- _Problem_: Tally the lines in the following entries that include the word "your"; state only the total.

····················

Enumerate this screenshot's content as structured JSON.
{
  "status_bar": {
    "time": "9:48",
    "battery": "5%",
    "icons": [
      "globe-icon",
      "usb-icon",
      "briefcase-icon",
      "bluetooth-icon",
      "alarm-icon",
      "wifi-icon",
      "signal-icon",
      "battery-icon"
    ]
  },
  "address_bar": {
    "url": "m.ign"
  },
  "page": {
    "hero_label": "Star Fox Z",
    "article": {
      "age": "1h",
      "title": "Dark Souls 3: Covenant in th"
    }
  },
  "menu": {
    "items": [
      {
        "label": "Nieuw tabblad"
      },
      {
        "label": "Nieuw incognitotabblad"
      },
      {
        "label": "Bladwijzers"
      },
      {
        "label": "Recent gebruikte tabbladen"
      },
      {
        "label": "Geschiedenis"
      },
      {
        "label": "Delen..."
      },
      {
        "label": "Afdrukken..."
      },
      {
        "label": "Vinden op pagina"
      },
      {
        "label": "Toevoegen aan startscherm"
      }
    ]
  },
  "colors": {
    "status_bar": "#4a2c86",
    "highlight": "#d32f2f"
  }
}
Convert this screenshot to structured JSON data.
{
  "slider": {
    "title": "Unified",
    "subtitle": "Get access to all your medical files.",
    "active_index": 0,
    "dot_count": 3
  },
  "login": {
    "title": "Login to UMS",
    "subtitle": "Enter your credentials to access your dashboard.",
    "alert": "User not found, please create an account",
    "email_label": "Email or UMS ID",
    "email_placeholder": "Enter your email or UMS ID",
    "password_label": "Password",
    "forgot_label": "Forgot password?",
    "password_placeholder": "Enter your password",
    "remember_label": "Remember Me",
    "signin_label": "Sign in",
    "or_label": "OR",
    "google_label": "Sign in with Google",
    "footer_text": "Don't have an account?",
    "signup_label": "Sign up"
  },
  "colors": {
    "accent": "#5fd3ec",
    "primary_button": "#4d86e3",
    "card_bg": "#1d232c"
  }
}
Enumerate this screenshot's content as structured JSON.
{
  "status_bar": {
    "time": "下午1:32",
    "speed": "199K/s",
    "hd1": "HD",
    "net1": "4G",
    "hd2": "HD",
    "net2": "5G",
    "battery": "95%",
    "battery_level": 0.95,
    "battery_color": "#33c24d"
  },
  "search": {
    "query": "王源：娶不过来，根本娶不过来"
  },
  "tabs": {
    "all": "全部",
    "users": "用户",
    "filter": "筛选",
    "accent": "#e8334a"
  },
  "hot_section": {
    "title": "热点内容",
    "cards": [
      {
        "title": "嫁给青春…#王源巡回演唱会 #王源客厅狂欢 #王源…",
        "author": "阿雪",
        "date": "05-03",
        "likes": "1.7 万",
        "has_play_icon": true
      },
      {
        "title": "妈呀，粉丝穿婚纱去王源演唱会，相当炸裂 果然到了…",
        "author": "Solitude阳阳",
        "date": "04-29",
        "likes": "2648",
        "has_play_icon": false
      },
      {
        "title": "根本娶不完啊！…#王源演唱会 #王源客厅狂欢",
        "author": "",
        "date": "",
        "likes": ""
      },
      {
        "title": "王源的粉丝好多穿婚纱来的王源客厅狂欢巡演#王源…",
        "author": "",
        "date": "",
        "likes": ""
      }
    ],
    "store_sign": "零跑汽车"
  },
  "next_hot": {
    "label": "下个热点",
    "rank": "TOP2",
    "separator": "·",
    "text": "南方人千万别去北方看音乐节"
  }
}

····················

- _Final answer_: 4